▸ Direction
Write out the data below exactly as given, without any of its pictures.

▸ Provided data
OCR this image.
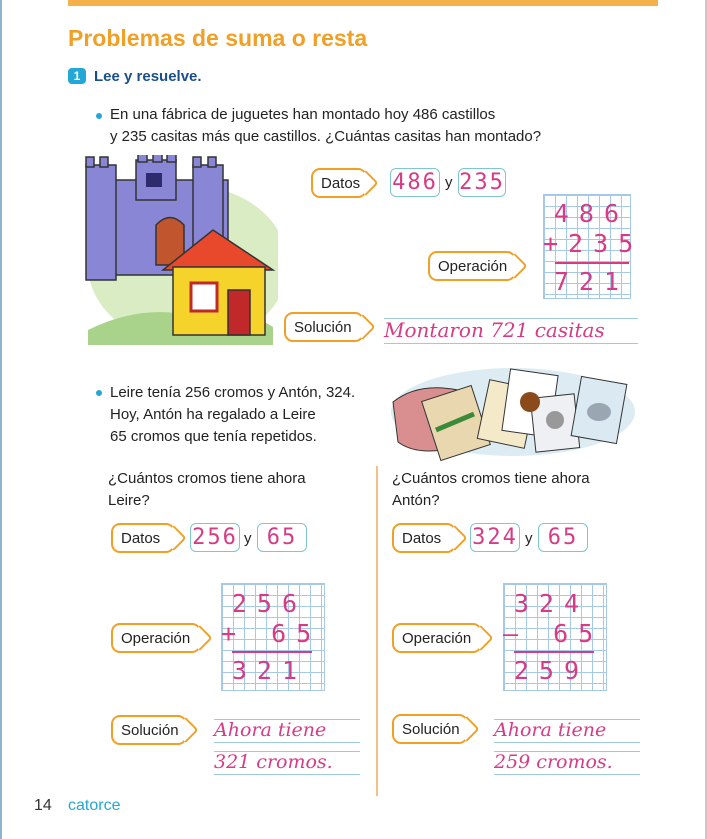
Problemas de suma o resta
1 Lee y resuelve.
En una fábrica de juguetes han montado hoy 486 castillos
y 235 casitas más que castillos. ¿Cuántas casitas han montado?
Datos 486 y 235
Operación
486
+235
721
Solución Montaron 721 casitas
Leire tenía 256 cromos y Antón, 324.
Hoy, Antón ha regalado a Leire
65 cromos que tenía repetidos.
¿Cuántos cromos tiene ahora
Leire?
Datos 256 y 65
Operación
256
+ 65
321
Solución Ahora tiene
321 cromos.
¿Cuántos cromos tiene ahora
Antón?
Datos 324 y 65
Operación
324
– 65
259
Solución Ahora tiene
259 cromos.
14 catorce
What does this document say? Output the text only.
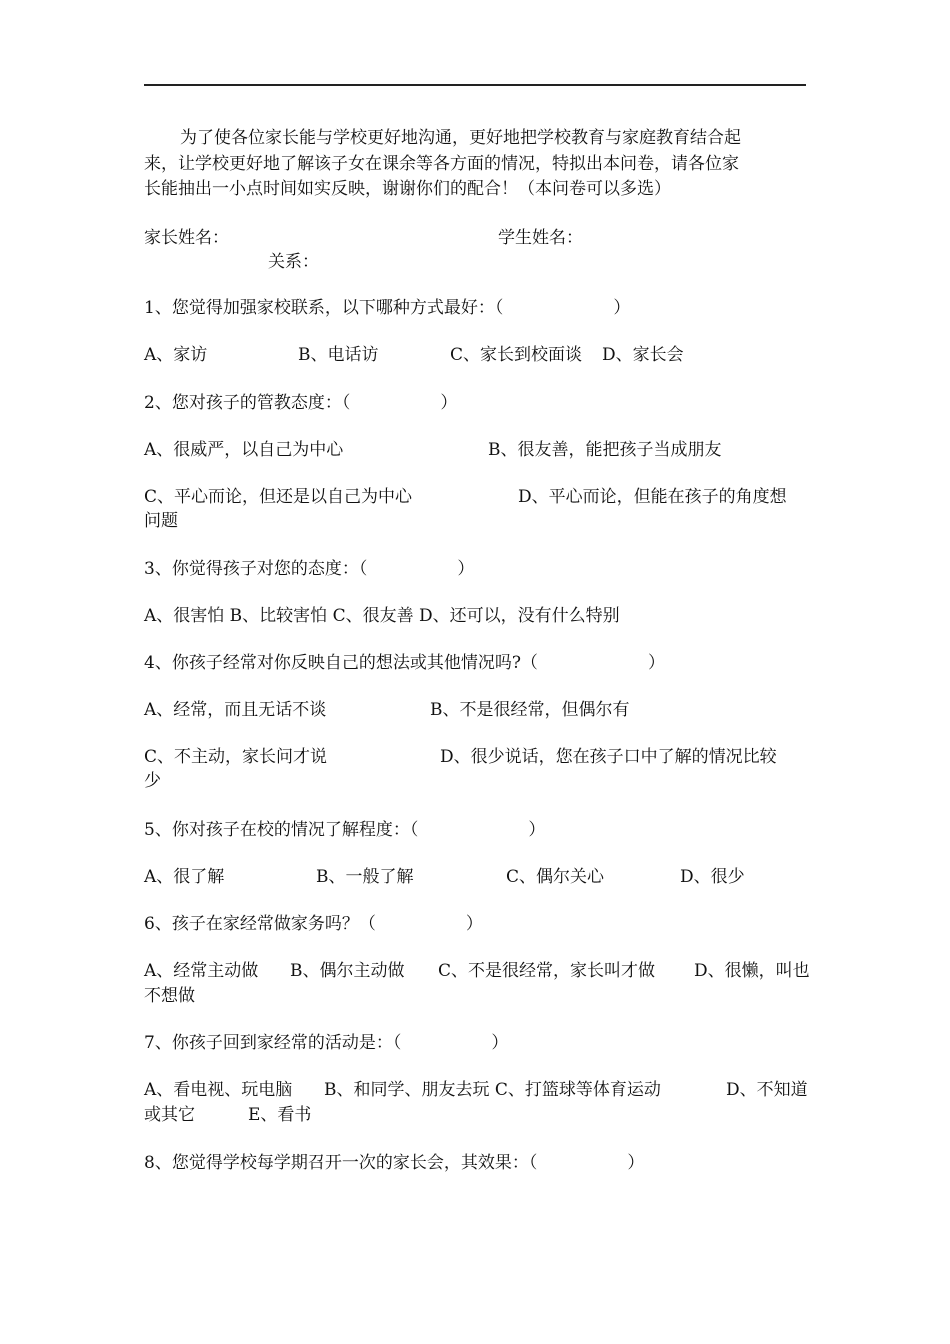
为了使各位家长能与学校更好地沟通，更好地把学校教育与家庭教育结合起
来，让学校更好地了解该子女在课余等各方面的情况，特拟出本问卷，请各位家
长能抽出一小点时间如实反映，谢谢你们的配合！（本问卷可以多选）
家长姓名：	学生姓名：
关系：
1、您觉得加强家校联系，以下哪种方式最好：（	）
A、家访	B、电话访	C、家长到校面谈 D、家长会
2、您对孩子的管教态度：（	）
A、很威严，以自己为中心	B、很友善，能把孩子当成朋友
C、平心而论，但还是以自己为中心	D、平心而论，但能在孩子的角度想
问题
3、你觉得孩子对您的态度：（	）
A、很害怕 B、比较害怕 C、很友善 D、还可以，没有什么特别
4、你孩子经常对你反映自己的想法或其他情况吗?（	）
A、经常，而且无话不谈	B、不是很经常，但偶尔有
C、不主动，家长问才说	D、很少说话，您在孩子口中了解的情况比较
少
5、你对孩子在校的情况了解程度：（	）
A、很了解	B、一般了解	C、偶尔关心	D、很少
6、孩子在家经常做家务吗？（	）
A、经常主动做 B、偶尔主动做 C、不是很经常，家长叫才做 D、很懒，叫也
不想做
7、你孩子回到家经常的活动是：（	）
A、看电视、玩电脑 B、和同学、朋友去玩 C、打篮球等体育运动	D、不知道
或其它	E、看书
8、您觉得学校每学期召开一次的家长会，其效果：（	）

▸ Written reply
OCR this image.
Problemas de suma o resta
1 Lee y resuelve.
En una fábrica de juguetes han montado hoy 486 castillos
y 235 casitas más que castillos. ¿Cuántas casitas han montado?
Datos 486 y 235
Operación
486
+235
721
Solución Montaron 721 casitas
Leire tenía 256 cromos y Antón, 324.
Hoy, Antón ha regalado a Leire
65 cromos que tenía repetidos.
¿Cuántos cromos tiene ahora
Leire?
Datos 256 y 65
Operación
256
+ 65
321
Solución Ahora tiene
321 cromos.
¿Cuántos cromos tiene ahora
Antón?
Datos 324 y 65
Operación
324
– 65
259
Solución Ahora tiene
259 cromos.
14 catorce
What does this document say? Output the text only.
为了使各位家长能与学校更好地沟通，更好地把学校教育与家庭教育结合起
来，让学校更好地了解该子女在课余等各方面的情况，特拟出本问卷，请各位家
长能抽出一小点时间如实反映，谢谢你们的配合！（本问卷可以多选）
家长姓名：	学生姓名：
关系：
1、您觉得加强家校联系，以下哪种方式最好：（	）
A、家访	B、电话访	C、家长到校面谈 D、家长会
2、您对孩子的管教态度：（	）
A、很威严，以自己为中心	B、很友善，能把孩子当成朋友
C、平心而论，但还是以自己为中心	D、平心而论，但能在孩子的角度想
问题
3、你觉得孩子对您的态度：（	）
A、很害怕 B、比较害怕 C、很友善 D、还可以，没有什么特别
4、你孩子经常对你反映自己的想法或其他情况吗?（	）
A、经常，而且无话不谈	B、不是很经常，但偶尔有
C、不主动，家长问才说	D、很少说话，您在孩子口中了解的情况比较
少
5、你对孩子在校的情况了解程度：（	）
A、很了解	B、一般了解	C、偶尔关心	D、很少
6、孩子在家经常做家务吗？（	）
A、经常主动做 B、偶尔主动做 C、不是很经常，家长叫才做 D、很懒，叫也
不想做
7、你孩子回到家经常的活动是：（	）
A、看电视、玩电脑 B、和同学、朋友去玩 C、打篮球等体育运动	D、不知道
或其它	E、看书
8、您觉得学校每学期召开一次的家长会，其效果：（	）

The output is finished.